| TASK |
From the question below about a SocketAsyncEventArgs server, transcribe word for word the portion that starts at "I'm looking at" and stops after "from the client.".

** Opening SELECTED PASSAGE block **

I'm looking at the source code for a server using SocketAsyncEventArgs, and I'm trying to figure out how this wouldn't cause a stack overflow:
So this code is called to allow the socket to accept an incoming connection (scroll down to the bottom to see what I mean):
/// <summary>
/// Begins an operation to accept a connection request from the client.
/// </summary>
/// <param name="acceptEventArg">The context object to use when issuing
/// the accept operation on the server's listening socket.</param>
private void StartAccept(SocketAsyncEventArgs acceptEventArg)
{
if (acceptEventArg == null)
{
acceptEventArg = new SocketAsyncEventArgs();
acceptEventArg.Completed += new EventHandler<SocketAsyncEventArgs>(OnAcceptCompleted);
}
else
{
// Socket must be cleared since the context object is being reused.
acceptEventArg.AcceptSocket = null;
}
this.semaphoreAcceptedClients.WaitOne();
Boolean willRaiseEvent = this.listenSocket.AcceptAsync(acceptEventArg);
if (!willRaiseEvent)
{
this.ProcessAccept(acceptEventArg);
}
}
Then this code gets called once a connection is actually accepted (see last line):
/// <summary>
/// Process the accept for the socket listener.
/// </summary>
/// <param name="e">SocketAsyncEventArg associated with the completed accept operation.</param>
private void ProcessAccept(SocketAsyncEventArgs e)
{
if (e.BytesTransferred > 0)
{
Interlocked.Increment(ref this.numConnectedSockets);
Console.WriteLine("Client connection accepted. There are {0} clients connected to the server",
this.numConnectedSockets);
}
// Get the socket for the accepted client connection and put it into the
// ReadEventArg object user token.
SocketAsyncEventArgs readEventArgs = this.readWritePool.Pop();
readEventArgs.UserToken = e.AcceptSocket;
// As soon as the client is connected, post a receive to the connection.
Boolean willRaiseEvent = e.AcceptSocket.ReceiveAsync(readEventArgs);
if (!willRaiseEvent)
{
this.ProcessReceive(readEventArgs);
}
// Accept the next connection request.
this.StartAccept(e); // <==== tail end recursive?
}
Look at the last line. It calls the top function again. How does this not overflow the stack by ping-ponging back and forth between these 2 functions? It seems to be tail end recursion, but this isn't Haskell so I don't see how this would work.
It was my understanding that these weren't fired in threads but where just executed one at a time by the cpu.

** Closing SELECTED PASSAGE block **
** Opening DATA PROVIDED block **

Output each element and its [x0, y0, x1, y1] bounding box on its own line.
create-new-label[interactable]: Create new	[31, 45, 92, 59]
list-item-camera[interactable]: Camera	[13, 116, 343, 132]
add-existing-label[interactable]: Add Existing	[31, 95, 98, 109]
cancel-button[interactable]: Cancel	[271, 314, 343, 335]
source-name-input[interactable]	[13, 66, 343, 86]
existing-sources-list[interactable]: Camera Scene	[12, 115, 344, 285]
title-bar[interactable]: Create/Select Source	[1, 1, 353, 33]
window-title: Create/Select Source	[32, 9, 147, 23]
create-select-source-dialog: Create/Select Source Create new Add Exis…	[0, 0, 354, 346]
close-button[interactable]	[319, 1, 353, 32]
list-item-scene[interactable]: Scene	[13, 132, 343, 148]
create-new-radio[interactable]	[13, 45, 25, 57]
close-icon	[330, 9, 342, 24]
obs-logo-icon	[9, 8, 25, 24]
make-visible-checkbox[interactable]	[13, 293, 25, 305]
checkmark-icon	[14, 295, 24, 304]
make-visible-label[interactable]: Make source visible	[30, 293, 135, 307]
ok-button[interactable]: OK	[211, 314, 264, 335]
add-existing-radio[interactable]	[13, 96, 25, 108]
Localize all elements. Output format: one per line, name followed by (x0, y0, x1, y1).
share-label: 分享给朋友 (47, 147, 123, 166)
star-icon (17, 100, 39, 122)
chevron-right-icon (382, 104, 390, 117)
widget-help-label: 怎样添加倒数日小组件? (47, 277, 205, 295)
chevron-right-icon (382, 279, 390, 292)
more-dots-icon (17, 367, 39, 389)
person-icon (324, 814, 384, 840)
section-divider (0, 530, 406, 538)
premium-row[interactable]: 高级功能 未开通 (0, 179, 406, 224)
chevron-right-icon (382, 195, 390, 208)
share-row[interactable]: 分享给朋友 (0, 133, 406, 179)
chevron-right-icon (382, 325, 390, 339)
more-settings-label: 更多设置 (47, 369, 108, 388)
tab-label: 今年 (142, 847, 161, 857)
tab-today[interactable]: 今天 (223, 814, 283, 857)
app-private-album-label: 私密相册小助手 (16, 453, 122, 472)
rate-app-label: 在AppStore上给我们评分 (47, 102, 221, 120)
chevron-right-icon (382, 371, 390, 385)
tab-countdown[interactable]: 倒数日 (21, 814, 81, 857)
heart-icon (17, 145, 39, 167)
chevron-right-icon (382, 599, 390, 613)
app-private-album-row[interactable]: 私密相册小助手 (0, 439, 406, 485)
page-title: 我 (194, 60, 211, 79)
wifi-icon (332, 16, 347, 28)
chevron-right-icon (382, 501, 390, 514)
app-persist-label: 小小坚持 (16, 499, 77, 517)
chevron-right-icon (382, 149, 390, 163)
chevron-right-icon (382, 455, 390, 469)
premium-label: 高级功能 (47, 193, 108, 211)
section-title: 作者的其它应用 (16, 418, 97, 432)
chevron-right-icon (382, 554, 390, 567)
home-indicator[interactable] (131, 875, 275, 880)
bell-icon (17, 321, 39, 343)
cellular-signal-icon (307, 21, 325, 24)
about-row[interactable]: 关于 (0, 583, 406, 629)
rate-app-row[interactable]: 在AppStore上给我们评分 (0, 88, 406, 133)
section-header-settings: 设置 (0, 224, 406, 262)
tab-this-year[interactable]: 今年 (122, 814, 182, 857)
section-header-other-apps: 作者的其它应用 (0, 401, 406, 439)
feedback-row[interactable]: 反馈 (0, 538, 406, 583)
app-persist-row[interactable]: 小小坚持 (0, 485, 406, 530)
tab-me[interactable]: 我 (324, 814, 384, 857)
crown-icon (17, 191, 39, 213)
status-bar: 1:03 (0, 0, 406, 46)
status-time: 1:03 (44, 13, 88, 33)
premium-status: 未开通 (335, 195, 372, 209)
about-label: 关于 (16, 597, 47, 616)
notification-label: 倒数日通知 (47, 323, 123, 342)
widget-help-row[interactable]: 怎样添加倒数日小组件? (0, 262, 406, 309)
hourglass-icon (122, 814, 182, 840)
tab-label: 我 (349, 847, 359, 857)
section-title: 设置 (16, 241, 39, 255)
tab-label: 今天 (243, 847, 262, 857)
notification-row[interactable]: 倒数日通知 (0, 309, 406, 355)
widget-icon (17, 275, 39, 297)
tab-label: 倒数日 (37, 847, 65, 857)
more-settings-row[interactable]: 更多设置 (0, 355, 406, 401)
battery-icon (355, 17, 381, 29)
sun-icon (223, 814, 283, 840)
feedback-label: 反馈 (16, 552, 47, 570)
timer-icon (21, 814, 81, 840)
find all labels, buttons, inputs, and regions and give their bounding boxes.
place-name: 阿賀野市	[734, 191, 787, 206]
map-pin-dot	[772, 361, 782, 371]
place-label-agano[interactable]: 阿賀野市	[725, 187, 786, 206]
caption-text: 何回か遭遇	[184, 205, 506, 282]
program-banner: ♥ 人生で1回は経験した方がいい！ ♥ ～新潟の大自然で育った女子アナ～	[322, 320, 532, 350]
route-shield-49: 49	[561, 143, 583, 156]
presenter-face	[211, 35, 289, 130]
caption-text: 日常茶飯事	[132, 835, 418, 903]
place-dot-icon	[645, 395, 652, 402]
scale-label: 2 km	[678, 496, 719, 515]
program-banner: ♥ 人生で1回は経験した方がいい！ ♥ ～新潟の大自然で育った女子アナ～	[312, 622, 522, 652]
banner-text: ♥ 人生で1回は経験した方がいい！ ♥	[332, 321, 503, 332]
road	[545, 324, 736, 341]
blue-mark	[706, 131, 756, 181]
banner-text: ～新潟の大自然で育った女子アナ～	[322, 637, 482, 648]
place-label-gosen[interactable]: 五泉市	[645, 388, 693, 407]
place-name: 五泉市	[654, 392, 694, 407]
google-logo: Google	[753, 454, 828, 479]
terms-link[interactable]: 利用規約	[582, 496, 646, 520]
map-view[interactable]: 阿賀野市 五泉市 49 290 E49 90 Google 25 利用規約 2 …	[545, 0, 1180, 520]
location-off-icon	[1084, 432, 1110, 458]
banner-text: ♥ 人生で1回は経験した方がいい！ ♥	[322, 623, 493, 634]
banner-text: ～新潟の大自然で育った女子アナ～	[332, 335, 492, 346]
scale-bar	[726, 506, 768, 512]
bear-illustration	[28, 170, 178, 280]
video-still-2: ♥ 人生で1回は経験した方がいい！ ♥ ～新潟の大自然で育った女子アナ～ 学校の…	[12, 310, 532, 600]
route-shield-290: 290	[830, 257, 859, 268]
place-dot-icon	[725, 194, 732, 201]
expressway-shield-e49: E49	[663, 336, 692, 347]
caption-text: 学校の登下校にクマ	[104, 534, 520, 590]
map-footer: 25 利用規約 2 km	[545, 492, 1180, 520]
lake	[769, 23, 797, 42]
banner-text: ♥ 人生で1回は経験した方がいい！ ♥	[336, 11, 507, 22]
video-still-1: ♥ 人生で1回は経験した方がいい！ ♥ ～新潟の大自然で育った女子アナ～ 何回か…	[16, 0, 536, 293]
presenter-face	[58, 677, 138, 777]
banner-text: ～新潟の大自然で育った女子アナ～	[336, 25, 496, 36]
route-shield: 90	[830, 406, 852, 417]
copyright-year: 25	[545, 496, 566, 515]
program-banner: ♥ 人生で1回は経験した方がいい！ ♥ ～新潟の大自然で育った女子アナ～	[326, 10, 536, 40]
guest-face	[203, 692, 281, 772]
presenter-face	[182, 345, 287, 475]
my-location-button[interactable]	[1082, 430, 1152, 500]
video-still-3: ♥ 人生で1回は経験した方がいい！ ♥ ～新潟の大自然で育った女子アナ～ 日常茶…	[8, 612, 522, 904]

** Closing DATA PROVIDED block **

| FINISHED EXERCISE |
I'm looking at the source code for a server using SocketAsyncEventArgs, and I'm trying to figure out how this wouldn't cause a stack overflow:
So this code is called to allow the socket to accept an incoming connection (scroll down to the bottom to see what I mean):
/// <summary>
/// Begins an operation to accept a connection request from the client.